Even when textbooks or instructors mention this sort of nuance, the next step is often missing. As with chemistry, the important thing is not just how the elements behave in isolation, but how they come together. Each language has rules for these combinations, which native speakers (and many teachers) generally grasp but don’t or can’t explain.

Consider an easy example. All French words are stressed on the final syllable, a rule typically explained in textbooks. But the importance of the rule is often underplayed. It applies not only to French words but to any foreign name: French-speakers are acquainted with a Texan city called yoos-TON, not the English HYOO-ston. The final stress is quite emphatic, usually involving a higher pitch and greater volume. Meanwhile, English words often have a secondary as well as a primary stress: in “civilisation” the primary stress is on the fourth syllable and the secondary stress is on the first. In French, the final-syllable stress is so strong as to leave little room for any other.

Next, languages differ in what linguists call phonotactics—in effect, what is a permissible syllable and what isn’t. The p in psychology and pterodactyl is silent because English phonotactic rules do not allow native words to begin with pt- or ps- sounds. English does let these consonants join in the middle of words, like uptown and upside, so English-speakers can certainly pronounce them. But the rule about beginnings means that even if you encourage them to pronounce the p in psychotic, they tend to insert an extra vowel to make it fit the template, and say puh-sychotic. Anglophone commentators discussing Kylian Mbappé, a French footballer, find themselves compelled to add a third syllable, calling him Em-bap-ay.

### Extracted entries
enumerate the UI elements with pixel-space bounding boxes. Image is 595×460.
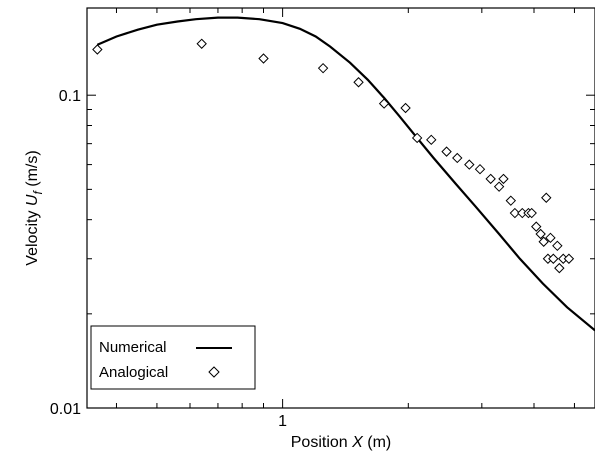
data-point-analogical — [541, 192, 552, 203]
data-point-analogical — [509, 207, 521, 219]
data-point-analogical — [548, 253, 559, 264]
data-point-analogical — [441, 146, 452, 157]
data-point-analogical — [400, 102, 411, 114]
ticks-group: 0.1 0.01 1 — [50, 8, 595, 430]
data-point-analogical — [498, 173, 509, 185]
data-point-analogical — [317, 62, 329, 74]
data-point-analogical — [554, 262, 565, 274]
plot-frame — [86, 7, 595, 409]
x-axis-label: Position X (m) — [291, 434, 391, 451]
data-point-analogical — [464, 159, 475, 170]
data-point-analogical — [411, 132, 423, 144]
data-point-analogical — [531, 221, 542, 232]
legend-diamond-icon — [208, 366, 220, 378]
y-tick-label: 0.1 — [59, 88, 81, 105]
legend-box — [90, 325, 256, 390]
y-axis-label: Velocity Uf (m/s) — [24, 150, 45, 265]
data-point-analogical — [535, 228, 546, 240]
data-point-analogical — [485, 173, 496, 185]
legend: Numerical Analogical — [90, 325, 256, 390]
data-point-analogical — [353, 77, 364, 88]
legend-label-analogical: Analogical — [99, 364, 168, 381]
data-point-analogical — [196, 38, 207, 49]
x-tick-label: 1 — [278, 413, 287, 430]
series-group — [92, 16, 595, 332]
data-point-analogical — [538, 236, 549, 247]
series-line-numerical — [96, 16, 595, 332]
data-point-analogical — [426, 134, 437, 146]
legend-label-numerical: Numerical — [99, 339, 167, 356]
data-point-analogical — [505, 195, 517, 206]
data-point-analogical — [452, 152, 463, 164]
data-point-analogical — [563, 253, 575, 264]
data-point-analogical — [92, 44, 103, 55]
data-point-analogical — [258, 53, 269, 64]
data-point-analogical — [474, 163, 486, 175]
data-point-analogical — [526, 207, 537, 219]
data-point-analogical — [378, 98, 390, 109]
data-point-analogical — [493, 181, 505, 192]
y-tick-label: 0.01 — [50, 401, 81, 418]
data-point-analogical — [552, 240, 563, 252]
data-point-analogical — [545, 232, 556, 244]
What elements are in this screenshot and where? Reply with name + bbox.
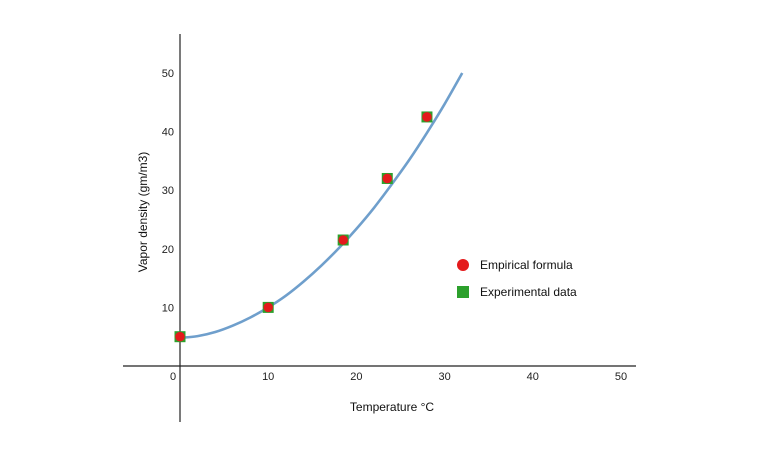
y-tick-label: 40 bbox=[162, 127, 174, 139]
y-tick-label: 50 bbox=[162, 68, 174, 80]
legend: Empirical formula Experimental data bbox=[457, 258, 577, 299]
empirical-point bbox=[263, 302, 274, 313]
y-tick-label: 30 bbox=[162, 185, 174, 197]
y-axis-title: Vapor density (gm/m3) bbox=[136, 152, 150, 273]
empirical-point bbox=[338, 235, 348, 245]
ticks-layer: 0 10 20 30 40 50 10 20 30 40 50 bbox=[162, 68, 627, 383]
x-tick-label: 30 bbox=[438, 371, 450, 383]
y-tick-label: 20 bbox=[162, 244, 174, 256]
curve-layer bbox=[179, 72, 464, 340]
x-tick-label: 0 bbox=[170, 371, 176, 383]
x-tick-label: 10 bbox=[262, 371, 274, 383]
legend-marker-empirical bbox=[457, 259, 469, 271]
y-tick-label: 10 bbox=[162, 302, 174, 314]
empirical-point bbox=[422, 112, 432, 122]
x-tick-label: 50 bbox=[615, 371, 627, 383]
x-tick-label: 40 bbox=[527, 371, 539, 383]
empirical-point bbox=[175, 331, 185, 342]
legend-label-empirical: Empirical formula bbox=[480, 258, 573, 272]
empirical-point bbox=[382, 173, 393, 184]
fit-curve bbox=[179, 72, 464, 340]
x-axis-title: Temperature °C bbox=[350, 400, 434, 414]
legend-label-experimental: Experimental data bbox=[480, 285, 577, 299]
points-layer bbox=[174, 111, 433, 343]
axes-layer bbox=[123, 34, 636, 422]
x-tick-label: 20 bbox=[350, 371, 362, 383]
legend-marker-experimental bbox=[457, 286, 469, 298]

### Stated exercise A
Quote the passage on pronunciation from the words containing "Next, languages differ" through "calling him Em-bap-ay.".
### Stated exercise B
In the passage on pronunciation, on which syllable of "civilisation" does the primary stress fall in English?
The entries have no connection to the passage on pronunciation.

### Result A
Next, languages differ in what linguists call phonotactics—in effect, what is a permissible syllable and what isn’t. The p in psychology and pterodactyl is silent because English phonotactic rules do not allow native words to begin with pt- or ps- sounds. English does let these consonants join in the middle of words, like uptown and upside, so English-speakers can certainly pronounce them. But the rule about beginnings means that even if you encourage them to pronounce the p in psychotic, they tend to insert an extra vowel to make it fit the template, and say puh-sychotic. Anglophone commentators discussing Kylian Mbappé, a French footballer, find themselves compelled to add a third syllable, calling him Em-bap-ay.

### Result B
The fourth syllable.